§ WHAT IS NEEDED
In the listing that follows, count every line with the word "index" in it and write only the total.

§ SUPPLIED RECORDS
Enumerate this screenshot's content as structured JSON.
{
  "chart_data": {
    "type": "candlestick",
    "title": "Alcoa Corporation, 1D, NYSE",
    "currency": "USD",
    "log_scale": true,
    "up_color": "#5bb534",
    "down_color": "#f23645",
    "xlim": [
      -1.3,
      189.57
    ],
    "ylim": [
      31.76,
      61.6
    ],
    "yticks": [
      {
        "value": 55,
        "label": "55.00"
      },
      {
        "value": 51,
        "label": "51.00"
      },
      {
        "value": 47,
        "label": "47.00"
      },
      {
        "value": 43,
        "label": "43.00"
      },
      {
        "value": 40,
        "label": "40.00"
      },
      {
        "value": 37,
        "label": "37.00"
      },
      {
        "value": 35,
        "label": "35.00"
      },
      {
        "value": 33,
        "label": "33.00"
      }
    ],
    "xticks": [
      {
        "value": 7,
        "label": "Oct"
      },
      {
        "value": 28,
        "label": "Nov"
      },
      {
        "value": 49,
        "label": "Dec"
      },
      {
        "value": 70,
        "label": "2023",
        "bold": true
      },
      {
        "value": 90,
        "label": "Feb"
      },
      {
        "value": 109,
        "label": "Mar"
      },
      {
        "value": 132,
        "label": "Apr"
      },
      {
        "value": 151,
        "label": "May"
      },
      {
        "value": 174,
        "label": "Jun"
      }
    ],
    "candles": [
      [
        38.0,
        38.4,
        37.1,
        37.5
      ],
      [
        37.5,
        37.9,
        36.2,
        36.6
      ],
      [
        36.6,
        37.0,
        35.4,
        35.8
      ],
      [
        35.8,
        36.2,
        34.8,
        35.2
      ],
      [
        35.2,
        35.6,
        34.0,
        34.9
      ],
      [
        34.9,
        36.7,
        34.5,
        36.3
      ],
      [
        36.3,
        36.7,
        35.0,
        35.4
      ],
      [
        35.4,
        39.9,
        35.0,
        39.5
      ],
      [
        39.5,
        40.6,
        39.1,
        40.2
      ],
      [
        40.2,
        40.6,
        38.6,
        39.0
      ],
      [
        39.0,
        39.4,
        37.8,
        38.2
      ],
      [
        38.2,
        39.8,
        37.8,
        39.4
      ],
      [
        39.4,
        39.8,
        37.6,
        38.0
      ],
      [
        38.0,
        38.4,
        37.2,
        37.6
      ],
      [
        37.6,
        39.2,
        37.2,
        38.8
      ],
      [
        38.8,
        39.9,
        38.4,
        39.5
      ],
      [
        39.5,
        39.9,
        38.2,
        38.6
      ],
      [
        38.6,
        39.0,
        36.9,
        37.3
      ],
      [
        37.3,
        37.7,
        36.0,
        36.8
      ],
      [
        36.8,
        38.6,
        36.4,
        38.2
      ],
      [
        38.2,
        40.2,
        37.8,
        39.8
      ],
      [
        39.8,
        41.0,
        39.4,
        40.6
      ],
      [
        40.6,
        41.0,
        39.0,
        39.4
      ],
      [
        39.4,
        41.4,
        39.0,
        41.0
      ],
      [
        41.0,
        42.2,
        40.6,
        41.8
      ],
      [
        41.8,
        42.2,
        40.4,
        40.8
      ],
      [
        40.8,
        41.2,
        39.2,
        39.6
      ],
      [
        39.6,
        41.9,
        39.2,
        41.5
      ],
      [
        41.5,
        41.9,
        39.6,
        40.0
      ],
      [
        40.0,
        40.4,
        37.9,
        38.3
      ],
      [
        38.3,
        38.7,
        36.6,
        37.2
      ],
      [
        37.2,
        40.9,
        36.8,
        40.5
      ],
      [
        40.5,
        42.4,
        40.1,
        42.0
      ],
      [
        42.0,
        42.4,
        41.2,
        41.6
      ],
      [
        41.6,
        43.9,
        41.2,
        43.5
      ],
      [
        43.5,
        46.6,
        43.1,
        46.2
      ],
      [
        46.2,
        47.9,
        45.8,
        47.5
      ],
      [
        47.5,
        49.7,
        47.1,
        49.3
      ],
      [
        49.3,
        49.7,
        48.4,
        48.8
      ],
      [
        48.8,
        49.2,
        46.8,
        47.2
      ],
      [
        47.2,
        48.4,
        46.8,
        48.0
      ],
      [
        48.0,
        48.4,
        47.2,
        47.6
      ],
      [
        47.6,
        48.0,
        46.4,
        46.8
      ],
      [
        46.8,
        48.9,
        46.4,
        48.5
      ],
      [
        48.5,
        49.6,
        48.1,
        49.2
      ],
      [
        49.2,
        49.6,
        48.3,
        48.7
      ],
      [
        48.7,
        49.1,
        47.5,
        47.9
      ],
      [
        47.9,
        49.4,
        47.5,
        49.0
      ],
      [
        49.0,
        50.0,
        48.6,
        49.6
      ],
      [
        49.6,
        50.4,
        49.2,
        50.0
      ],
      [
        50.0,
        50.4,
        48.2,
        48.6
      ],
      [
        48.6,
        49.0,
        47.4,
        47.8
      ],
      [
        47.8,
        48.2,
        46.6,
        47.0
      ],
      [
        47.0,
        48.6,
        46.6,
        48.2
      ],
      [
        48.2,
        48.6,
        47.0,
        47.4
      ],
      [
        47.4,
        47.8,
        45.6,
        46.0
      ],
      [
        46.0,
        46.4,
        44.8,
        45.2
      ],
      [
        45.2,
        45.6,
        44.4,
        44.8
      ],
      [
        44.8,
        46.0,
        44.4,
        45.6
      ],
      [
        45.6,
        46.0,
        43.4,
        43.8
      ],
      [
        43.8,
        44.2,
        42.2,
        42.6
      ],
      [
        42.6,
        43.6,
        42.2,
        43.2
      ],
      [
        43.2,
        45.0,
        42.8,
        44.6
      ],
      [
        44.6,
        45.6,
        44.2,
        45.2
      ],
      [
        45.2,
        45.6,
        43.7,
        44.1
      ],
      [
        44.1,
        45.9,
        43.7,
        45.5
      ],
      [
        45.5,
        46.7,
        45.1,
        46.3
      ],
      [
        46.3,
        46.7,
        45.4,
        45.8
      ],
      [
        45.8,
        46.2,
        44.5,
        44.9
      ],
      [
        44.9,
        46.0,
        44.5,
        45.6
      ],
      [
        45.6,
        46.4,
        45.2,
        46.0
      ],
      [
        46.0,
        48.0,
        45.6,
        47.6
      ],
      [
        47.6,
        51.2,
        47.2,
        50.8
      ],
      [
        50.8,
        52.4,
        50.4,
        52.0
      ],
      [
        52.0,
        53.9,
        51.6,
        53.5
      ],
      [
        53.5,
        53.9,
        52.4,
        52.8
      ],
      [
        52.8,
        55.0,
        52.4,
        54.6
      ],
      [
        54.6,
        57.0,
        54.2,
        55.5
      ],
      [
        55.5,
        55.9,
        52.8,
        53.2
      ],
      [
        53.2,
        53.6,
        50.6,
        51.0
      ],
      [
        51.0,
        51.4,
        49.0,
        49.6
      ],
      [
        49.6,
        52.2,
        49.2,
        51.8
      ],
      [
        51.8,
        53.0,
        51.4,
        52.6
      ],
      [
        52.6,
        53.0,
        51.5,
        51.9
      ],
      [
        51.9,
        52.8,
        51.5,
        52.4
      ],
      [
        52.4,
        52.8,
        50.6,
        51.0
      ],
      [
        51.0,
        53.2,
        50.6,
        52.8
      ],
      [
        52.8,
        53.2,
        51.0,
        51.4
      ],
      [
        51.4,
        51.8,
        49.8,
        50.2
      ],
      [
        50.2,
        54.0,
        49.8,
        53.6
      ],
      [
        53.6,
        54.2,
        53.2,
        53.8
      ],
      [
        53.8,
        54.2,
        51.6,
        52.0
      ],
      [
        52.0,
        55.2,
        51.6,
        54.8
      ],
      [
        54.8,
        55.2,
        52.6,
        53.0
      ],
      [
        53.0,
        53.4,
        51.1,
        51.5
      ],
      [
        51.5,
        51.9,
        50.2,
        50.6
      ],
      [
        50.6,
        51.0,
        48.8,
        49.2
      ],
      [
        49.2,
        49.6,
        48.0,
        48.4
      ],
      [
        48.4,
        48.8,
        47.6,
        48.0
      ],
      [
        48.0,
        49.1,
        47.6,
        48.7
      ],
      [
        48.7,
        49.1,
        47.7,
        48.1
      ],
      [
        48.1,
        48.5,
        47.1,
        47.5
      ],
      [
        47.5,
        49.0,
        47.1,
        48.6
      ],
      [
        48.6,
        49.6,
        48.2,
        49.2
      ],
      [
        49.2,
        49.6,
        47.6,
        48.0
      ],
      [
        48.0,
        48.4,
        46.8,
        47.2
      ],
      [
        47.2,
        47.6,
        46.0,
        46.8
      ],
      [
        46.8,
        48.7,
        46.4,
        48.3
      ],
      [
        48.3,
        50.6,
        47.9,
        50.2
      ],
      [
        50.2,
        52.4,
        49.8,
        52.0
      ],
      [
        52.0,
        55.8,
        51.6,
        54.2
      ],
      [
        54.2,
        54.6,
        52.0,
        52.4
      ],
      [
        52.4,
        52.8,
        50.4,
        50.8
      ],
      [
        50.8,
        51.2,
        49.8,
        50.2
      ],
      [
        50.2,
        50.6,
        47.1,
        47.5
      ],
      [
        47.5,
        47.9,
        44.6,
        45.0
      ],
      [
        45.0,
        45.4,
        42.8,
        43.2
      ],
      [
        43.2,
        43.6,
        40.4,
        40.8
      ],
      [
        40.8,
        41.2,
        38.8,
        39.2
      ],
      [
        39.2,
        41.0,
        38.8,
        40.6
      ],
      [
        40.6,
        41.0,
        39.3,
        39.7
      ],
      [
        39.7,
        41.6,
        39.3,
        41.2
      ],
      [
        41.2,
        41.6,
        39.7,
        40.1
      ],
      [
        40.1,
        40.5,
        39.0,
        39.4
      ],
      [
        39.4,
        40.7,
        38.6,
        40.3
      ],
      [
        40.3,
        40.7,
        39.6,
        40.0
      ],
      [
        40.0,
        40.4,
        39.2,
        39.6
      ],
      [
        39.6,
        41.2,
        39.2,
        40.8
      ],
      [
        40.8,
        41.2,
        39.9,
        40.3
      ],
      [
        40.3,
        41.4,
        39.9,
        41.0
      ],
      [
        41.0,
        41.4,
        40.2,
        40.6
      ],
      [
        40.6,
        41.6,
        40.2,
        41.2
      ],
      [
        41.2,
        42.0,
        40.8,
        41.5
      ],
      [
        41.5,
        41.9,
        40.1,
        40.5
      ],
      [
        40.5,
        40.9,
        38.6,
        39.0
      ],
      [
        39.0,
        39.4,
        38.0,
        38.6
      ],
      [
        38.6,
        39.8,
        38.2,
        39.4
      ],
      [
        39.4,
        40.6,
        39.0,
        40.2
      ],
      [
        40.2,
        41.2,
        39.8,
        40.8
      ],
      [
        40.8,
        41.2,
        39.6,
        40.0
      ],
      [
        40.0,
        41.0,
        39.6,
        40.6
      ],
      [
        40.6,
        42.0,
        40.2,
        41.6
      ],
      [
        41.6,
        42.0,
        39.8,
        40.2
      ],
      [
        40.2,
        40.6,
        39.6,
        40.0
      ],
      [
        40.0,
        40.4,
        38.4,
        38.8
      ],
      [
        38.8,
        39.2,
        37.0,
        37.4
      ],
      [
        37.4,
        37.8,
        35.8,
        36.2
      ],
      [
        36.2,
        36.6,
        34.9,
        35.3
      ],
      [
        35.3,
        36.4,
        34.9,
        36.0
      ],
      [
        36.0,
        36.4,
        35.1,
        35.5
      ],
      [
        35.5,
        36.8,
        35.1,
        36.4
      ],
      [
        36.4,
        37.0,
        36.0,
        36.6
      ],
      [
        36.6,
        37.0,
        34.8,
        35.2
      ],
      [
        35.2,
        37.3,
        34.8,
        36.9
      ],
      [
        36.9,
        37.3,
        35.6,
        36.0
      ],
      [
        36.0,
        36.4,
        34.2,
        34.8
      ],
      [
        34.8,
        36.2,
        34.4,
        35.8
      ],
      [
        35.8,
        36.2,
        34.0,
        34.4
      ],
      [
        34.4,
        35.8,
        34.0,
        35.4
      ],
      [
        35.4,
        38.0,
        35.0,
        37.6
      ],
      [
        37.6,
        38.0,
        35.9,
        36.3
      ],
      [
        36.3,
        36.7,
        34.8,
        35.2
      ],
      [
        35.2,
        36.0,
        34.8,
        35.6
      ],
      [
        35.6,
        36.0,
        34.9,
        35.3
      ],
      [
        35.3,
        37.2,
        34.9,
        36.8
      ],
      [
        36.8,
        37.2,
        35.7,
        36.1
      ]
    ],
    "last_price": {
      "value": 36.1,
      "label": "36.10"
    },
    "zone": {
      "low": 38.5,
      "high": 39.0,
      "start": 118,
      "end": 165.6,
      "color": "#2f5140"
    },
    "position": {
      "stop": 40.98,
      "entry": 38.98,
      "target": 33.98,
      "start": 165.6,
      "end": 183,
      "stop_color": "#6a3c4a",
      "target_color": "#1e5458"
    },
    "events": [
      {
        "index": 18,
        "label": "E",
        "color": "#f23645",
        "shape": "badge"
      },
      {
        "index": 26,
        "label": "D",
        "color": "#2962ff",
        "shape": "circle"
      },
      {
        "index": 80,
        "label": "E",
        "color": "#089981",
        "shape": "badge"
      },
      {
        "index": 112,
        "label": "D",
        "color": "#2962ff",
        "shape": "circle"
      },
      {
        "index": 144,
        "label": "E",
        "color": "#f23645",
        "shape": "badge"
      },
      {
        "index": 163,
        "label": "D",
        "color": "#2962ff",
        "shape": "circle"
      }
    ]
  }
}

§ THE ANSWER
6